**Set problem:** Repeat the records below exactly, leaving out every picture.

■ ■ ■

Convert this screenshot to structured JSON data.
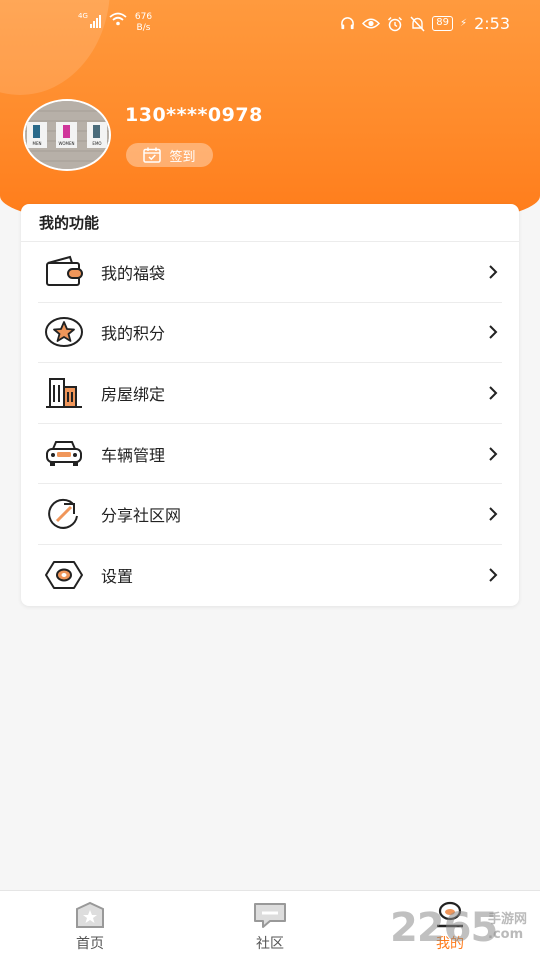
{
  "status_bar": {
    "network": "4G",
    "speed_value": "676",
    "speed_unit": "B/s",
    "battery": "89",
    "time": "2:53"
  },
  "profile": {
    "phone": "130****0978",
    "checkin_label": "签到",
    "avatar_signs": [
      "MEN",
      "WOMEN",
      "EMO"
    ]
  },
  "functions": {
    "title": "我的功能",
    "items": [
      {
        "label": "我的福袋",
        "icon": "wallet-icon"
      },
      {
        "label": "我的积分",
        "icon": "star-points-icon"
      },
      {
        "label": "房屋绑定",
        "icon": "building-icon"
      },
      {
        "label": "车辆管理",
        "icon": "car-icon"
      },
      {
        "label": "分享社区网",
        "icon": "share-icon"
      },
      {
        "label": "设置",
        "icon": "settings-icon"
      }
    ]
  },
  "tabbar": {
    "tabs": [
      {
        "label": "首页",
        "icon": "home-icon"
      },
      {
        "label": "社区",
        "icon": "community-icon"
      },
      {
        "label": "我的",
        "icon": "profile-icon",
        "active": true
      }
    ]
  },
  "watermark": {
    "main": "2265",
    "line1": "手游网",
    "line2": ".com"
  },
  "colors": {
    "accent": "#ff7a18",
    "icon_orange": "#f0965a",
    "text": "#222222"
  }
}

■ ■ ■

**Exercise response:**
Convert this screenshot to structured JSON data.
{
  "status_bar": {
    "network": "4G",
    "speed_value": "676",
    "speed_unit": "B/s",
    "battery": "89",
    "time": "2:53"
  },
  "profile": {
    "phone": "130****0978",
    "checkin_label": "签到",
    "avatar_signs": [
      "MEN",
      "WOMEN",
      "EMO"
    ]
  },
  "functions": {
    "title": "我的功能",
    "items": [
      {
        "label": "我的福袋",
        "icon": "wallet-icon"
      },
      {
        "label": "我的积分",
        "icon": "star-points-icon"
      },
      {
        "label": "房屋绑定",
        "icon": "building-icon"
      },
      {
        "label": "车辆管理",
        "icon": "car-icon"
      },
      {
        "label": "分享社区网",
        "icon": "share-icon"
      },
      {
        "label": "设置",
        "icon": "settings-icon"
      }
    ]
  },
  "tabbar": {
    "tabs": [
      {
        "label": "首页",
        "icon": "home-icon"
      },
      {
        "label": "社区",
        "icon": "community-icon"
      },
      {
        "label": "我的",
        "icon": "profile-icon",
        "active": true
      }
    ]
  },
  "watermark": {
    "main": "2265",
    "line1": "手游网",
    "line2": ".com"
  },
  "colors": {
    "accent": "#ff7a18",
    "icon_orange": "#f0965a",
    "text": "#222222"
  }
}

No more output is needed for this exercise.